> _MATERIAL TO PROCESS_:
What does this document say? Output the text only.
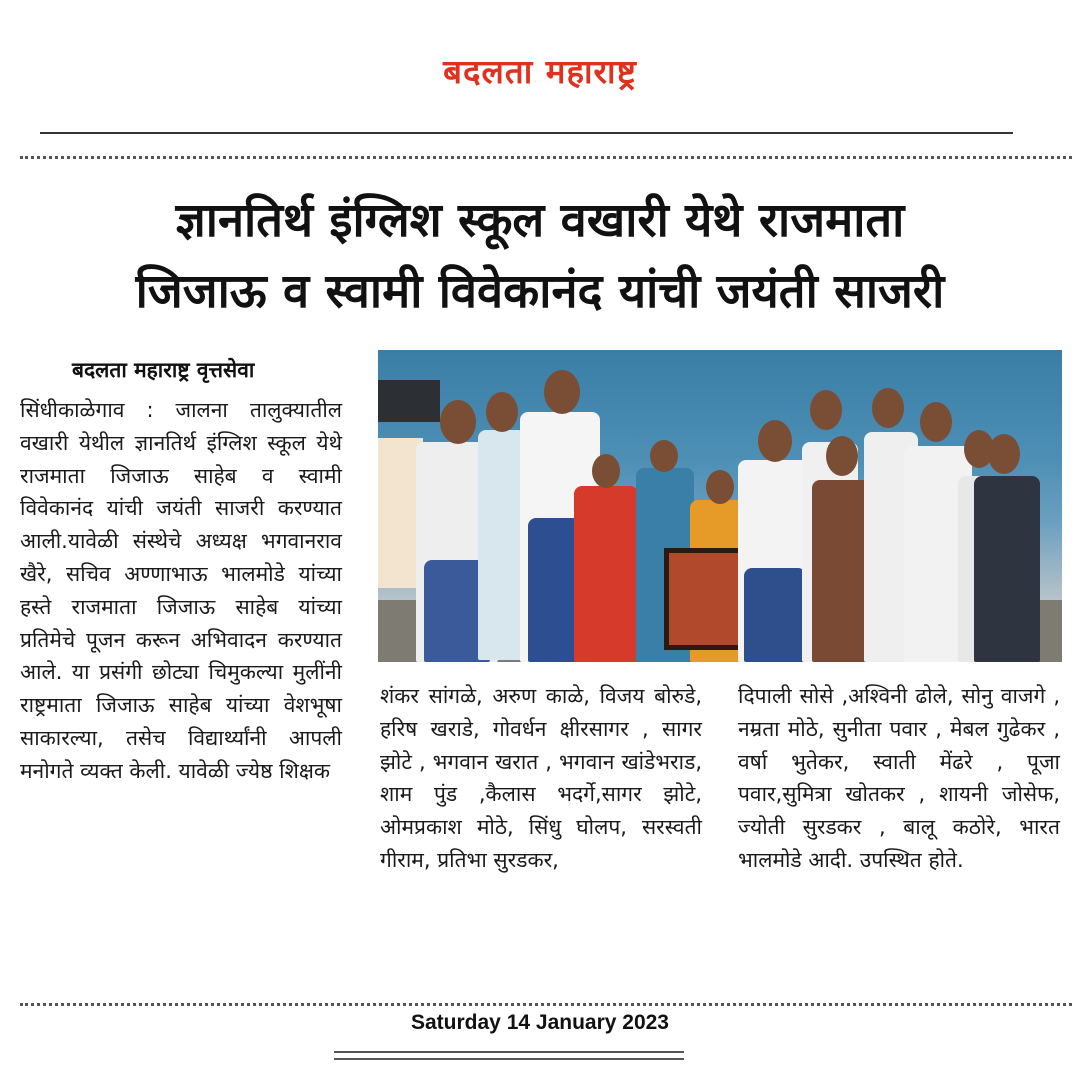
बदलता महाराष्ट्र
ज्ञानतिर्थ इंग्लिश स्कूल वखारी येथे राजमाता
जिजाऊ व स्वामी विवेकानंद यांची जयंती साजरी
बदलता महाराष्ट्र वृत्तसेवा

सिंधीकाळेगाव : जालना तालुक्यातील वखारी येथील ज्ञानतिर्थ इंग्लिश स्कूल येथे राजमाता जिजाऊ साहेब व स्वामी विवेकानंद यांची जयंती साजरी करण्यात आली.यावेळी संस्थेचे अध्यक्ष भगवानराव खैरे, सचिव अण्णाभाऊ भालमोडे यांच्या हस्ते राजमाता जिजाऊ साहेब यांच्या प्रतिमेचे पूजन करून अभिवादन करण्यात आले. या प्रसंगी छोट्या चिमुकल्या मुलींनी राष्ट्रमाता जिजाऊ साहेब यांच्या वेशभूषा साकारल्या, तसेच विद्यार्थ्यांनी आपली मनोगते व्यक्त केली. यावेळी ज्येष्ठ शिक्षक

शंकर सांगळे, अरुण काळे, विजय बोरुडे, हरिष खराडे, गोवर्धन क्षीरसागर , सागर झोटे , भगवान खरात , भगवान खांडेभराड, शाम पुंड ,कैलास भदर्गे,सागर झोटे, ओमप्रकाश मोठे, सिंधु घोलप, सरस्वती गीराम, प्रतिभा सुरडकर,

दिपाली सोसे ,अश्विनी ढोले, सोनु वाजगे , नम्रता मोठे, सुनीता पवार , मेबल गुढेकर , वर्षा भुतेकर, स्वाती मेंढरे , पूजा पवार,सुमित्रा खोतकर , शायनी जोसेफ, ज्योती सुरडकर , बालू कठोरे, भारत भालमोडे आदी. उपस्थित होते.

Saturday 14 January 2023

> _PROBLEM REQUIREMENTS_: Retype each record exactly as it stands, but do not include the pictures.

> _SOLUTION TO THE PROBLEM_:
What does this document say? Output the text only.
बदलता महाराष्ट्र
ज्ञानतिर्थ इंग्लिश स्कूल वखारी येथे राजमाता
जिजाऊ व स्वामी विवेकानंद यांची जयंती साजरी
बदलता महाराष्ट्र वृत्तसेवा

सिंधीकाळेगाव : जालना तालुक्यातील वखारी येथील ज्ञानतिर्थ इंग्लिश स्कूल येथे राजमाता जिजाऊ साहेब व स्वामी विवेकानंद यांची जयंती साजरी करण्यात आली.यावेळी संस्थेचे अध्यक्ष भगवानराव खैरे, सचिव अण्णाभाऊ भालमोडे यांच्या हस्ते राजमाता जिजाऊ साहेब यांच्या प्रतिमेचे पूजन करून अभिवादन करण्यात आले. या प्रसंगी छोट्या चिमुकल्या मुलींनी राष्ट्रमाता जिजाऊ साहेब यांच्या वेशभूषा साकारल्या, तसेच विद्यार्थ्यांनी आपली मनोगते व्यक्त केली. यावेळी ज्येष्ठ शिक्षक

शंकर सांगळे, अरुण काळे, विजय बोरुडे, हरिष खराडे, गोवर्धन क्षीरसागर , सागर झोटे , भगवान खरात , भगवान खांडेभराड, शाम पुंड ,कैलास भदर्गे,सागर झोटे, ओमप्रकाश मोठे, सिंधु घोलप, सरस्वती गीराम, प्रतिभा सुरडकर,

दिपाली सोसे ,अश्विनी ढोले, सोनु वाजगे , नम्रता मोठे, सुनीता पवार , मेबल गुढेकर , वर्षा भुतेकर, स्वाती मेंढरे , पूजा पवार,सुमित्रा खोतकर , शायनी जोसेफ, ज्योती सुरडकर , बालू कठोरे, भारत भालमोडे आदी. उपस्थित होते.

Saturday 14 January 2023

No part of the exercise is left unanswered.